* What is being asked: Reproduce all the entries precisely.

[Records]
=-=-=

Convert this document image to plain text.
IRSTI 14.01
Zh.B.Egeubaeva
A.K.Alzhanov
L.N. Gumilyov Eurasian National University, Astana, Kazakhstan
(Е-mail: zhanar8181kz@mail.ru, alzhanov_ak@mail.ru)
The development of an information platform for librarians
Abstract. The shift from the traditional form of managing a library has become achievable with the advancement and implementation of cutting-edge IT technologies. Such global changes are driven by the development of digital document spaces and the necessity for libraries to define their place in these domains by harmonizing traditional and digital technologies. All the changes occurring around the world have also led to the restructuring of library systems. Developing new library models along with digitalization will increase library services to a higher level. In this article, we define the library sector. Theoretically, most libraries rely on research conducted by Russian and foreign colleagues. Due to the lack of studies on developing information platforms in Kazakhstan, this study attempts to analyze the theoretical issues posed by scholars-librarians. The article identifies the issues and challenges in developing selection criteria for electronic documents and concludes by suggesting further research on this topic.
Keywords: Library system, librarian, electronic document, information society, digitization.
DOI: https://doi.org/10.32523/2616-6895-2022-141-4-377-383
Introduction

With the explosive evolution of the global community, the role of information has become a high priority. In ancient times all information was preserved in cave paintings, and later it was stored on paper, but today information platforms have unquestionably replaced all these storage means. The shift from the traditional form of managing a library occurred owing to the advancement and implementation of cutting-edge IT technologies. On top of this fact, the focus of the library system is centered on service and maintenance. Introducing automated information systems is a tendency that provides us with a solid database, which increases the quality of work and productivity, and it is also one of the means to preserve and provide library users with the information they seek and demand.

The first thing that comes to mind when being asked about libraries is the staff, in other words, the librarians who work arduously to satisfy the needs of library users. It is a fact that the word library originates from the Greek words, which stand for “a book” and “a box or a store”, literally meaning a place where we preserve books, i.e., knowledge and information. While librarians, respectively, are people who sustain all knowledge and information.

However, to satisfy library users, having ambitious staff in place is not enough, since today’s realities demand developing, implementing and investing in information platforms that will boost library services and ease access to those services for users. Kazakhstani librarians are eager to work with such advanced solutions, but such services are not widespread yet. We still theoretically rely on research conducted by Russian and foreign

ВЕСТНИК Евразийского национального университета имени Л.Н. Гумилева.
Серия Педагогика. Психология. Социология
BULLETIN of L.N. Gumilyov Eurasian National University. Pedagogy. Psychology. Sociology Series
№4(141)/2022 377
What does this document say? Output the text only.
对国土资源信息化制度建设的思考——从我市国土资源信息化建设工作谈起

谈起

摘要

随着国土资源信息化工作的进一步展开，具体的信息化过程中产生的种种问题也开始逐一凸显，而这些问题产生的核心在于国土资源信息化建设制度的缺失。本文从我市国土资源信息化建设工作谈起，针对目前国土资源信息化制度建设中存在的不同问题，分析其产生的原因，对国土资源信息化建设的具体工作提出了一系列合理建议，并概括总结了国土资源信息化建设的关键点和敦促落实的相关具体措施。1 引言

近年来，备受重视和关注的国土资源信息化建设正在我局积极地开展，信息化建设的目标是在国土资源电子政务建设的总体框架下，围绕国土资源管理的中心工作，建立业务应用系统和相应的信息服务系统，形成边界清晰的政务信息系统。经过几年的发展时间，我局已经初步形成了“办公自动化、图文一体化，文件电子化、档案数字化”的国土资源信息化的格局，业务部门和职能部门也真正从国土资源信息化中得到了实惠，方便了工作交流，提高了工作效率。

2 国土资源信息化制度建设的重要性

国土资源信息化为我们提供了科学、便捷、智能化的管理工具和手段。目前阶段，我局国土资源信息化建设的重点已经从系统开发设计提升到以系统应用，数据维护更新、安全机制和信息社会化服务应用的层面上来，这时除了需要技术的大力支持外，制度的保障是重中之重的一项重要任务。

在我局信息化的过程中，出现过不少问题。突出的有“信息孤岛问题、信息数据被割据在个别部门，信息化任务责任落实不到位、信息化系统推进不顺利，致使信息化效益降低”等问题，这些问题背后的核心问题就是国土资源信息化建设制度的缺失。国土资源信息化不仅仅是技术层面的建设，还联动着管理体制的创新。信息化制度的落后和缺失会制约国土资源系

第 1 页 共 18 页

=-=-=

* Final answer:
Convert this document image to plain text.
IRSTI 14.01
Zh.B.Egeubaeva
A.K.Alzhanov
L.N. Gumilyov Eurasian National University, Astana, Kazakhstan
(Е-mail: zhanar8181kz@mail.ru, alzhanov_ak@mail.ru)
The development of an information platform for librarians
Abstract. The shift from the traditional form of managing a library has become achievable with the advancement and implementation of cutting-edge IT technologies. Such global changes are driven by the development of digital document spaces and the necessity for libraries to define their place in these domains by harmonizing traditional and digital technologies. All the changes occurring around the world have also led to the restructuring of library systems. Developing new library models along with digitalization will increase library services to a higher level. In this article, we define the library sector. Theoretically, most libraries rely on research conducted by Russian and foreign colleagues. Due to the lack of studies on developing information platforms in Kazakhstan, this study attempts to analyze the theoretical issues posed by scholars-librarians. The article identifies the issues and challenges in developing selection criteria for electronic documents and concludes by suggesting further research on this topic.
Keywords: Library system, librarian, electronic document, information society, digitization.
DOI: https://doi.org/10.32523/2616-6895-2022-141-4-377-383
Introduction

With the explosive evolution of the global community, the role of information has become a high priority. In ancient times all information was preserved in cave paintings, and later it was stored on paper, but today information platforms have unquestionably replaced all these storage means. The shift from the traditional form of managing a library occurred owing to the advancement and implementation of cutting-edge IT technologies. On top of this fact, the focus of the library system is centered on service and maintenance. Introducing automated information systems is a tendency that provides us with a solid database, which increases the quality of work and productivity, and it is also one of the means to preserve and provide library users with the information they seek and demand.

The first thing that comes to mind when being asked about libraries is the staff, in other words, the librarians who work arduously to satisfy the needs of library users. It is a fact that the word library originates from the Greek words, which stand for “a book” and “a box or a store”, literally meaning a place where we preserve books, i.e., knowledge and information. While librarians, respectively, are people who sustain all knowledge and information.

However, to satisfy library users, having ambitious staff in place is not enough, since today’s realities demand developing, implementing and investing in information platforms that will boost library services and ease access to those services for users. Kazakhstani librarians are eager to work with such advanced solutions, but such services are not widespread yet. We still theoretically rely on research conducted by Russian and foreign

ВЕСТНИК Евразийского национального университета имени Л.Н. Гумилева.
Серия Педагогика. Психология. Социология
BULLETIN of L.N. Gumilyov Eurasian National University. Pedagogy. Psychology. Sociology Series
№4(141)/2022 377
What does this document say? Output the text only.
对国土资源信息化制度建设的思考——从我市国土资源信息化建设工作谈起

谈起

摘要

随着国土资源信息化工作的进一步展开，具体的信息化过程中产生的种种问题也开始逐一凸显，而这些问题产生的核心在于国土资源信息化建设制度的缺失。本文从我市国土资源信息化建设工作谈起，针对目前国土资源信息化制度建设中存在的不同问题，分析其产生的原因，对国土资源信息化建设的具体工作提出了一系列合理建议，并概括总结了国土资源信息化建设的关键点和敦促落实的相关具体措施。1 引言

近年来，备受重视和关注的国土资源信息化建设正在我局积极地开展，信息化建设的目标是在国土资源电子政务建设的总体框架下，围绕国土资源管理的中心工作，建立业务应用系统和相应的信息服务系统，形成边界清晰的政务信息系统。经过几年的发展时间，我局已经初步形成了“办公自动化、图文一体化，文件电子化、档案数字化”的国土资源信息化的格局，业务部门和职能部门也真正从国土资源信息化中得到了实惠，方便了工作交流，提高了工作效率。

2 国土资源信息化制度建设的重要性

国土资源信息化为我们提供了科学、便捷、智能化的管理工具和手段。目前阶段，我局国土资源信息化建设的重点已经从系统开发设计提升到以系统应用，数据维护更新、安全机制和信息社会化服务应用的层面上来，这时除了需要技术的大力支持外，制度的保障是重中之重的一项重要任务。

在我局信息化的过程中，出现过不少问题。突出的有“信息孤岛问题、信息数据被割据在个别部门，信息化任务责任落实不到位、信息化系统推进不顺利，致使信息化效益降低”等问题，这些问题背后的核心问题就是国土资源信息化建设制度的缺失。国土资源信息化不仅仅是技术层面的建设，还联动着管理体制的创新。信息化制度的落后和缺失会制约国土资源系

第 1 页 共 18 页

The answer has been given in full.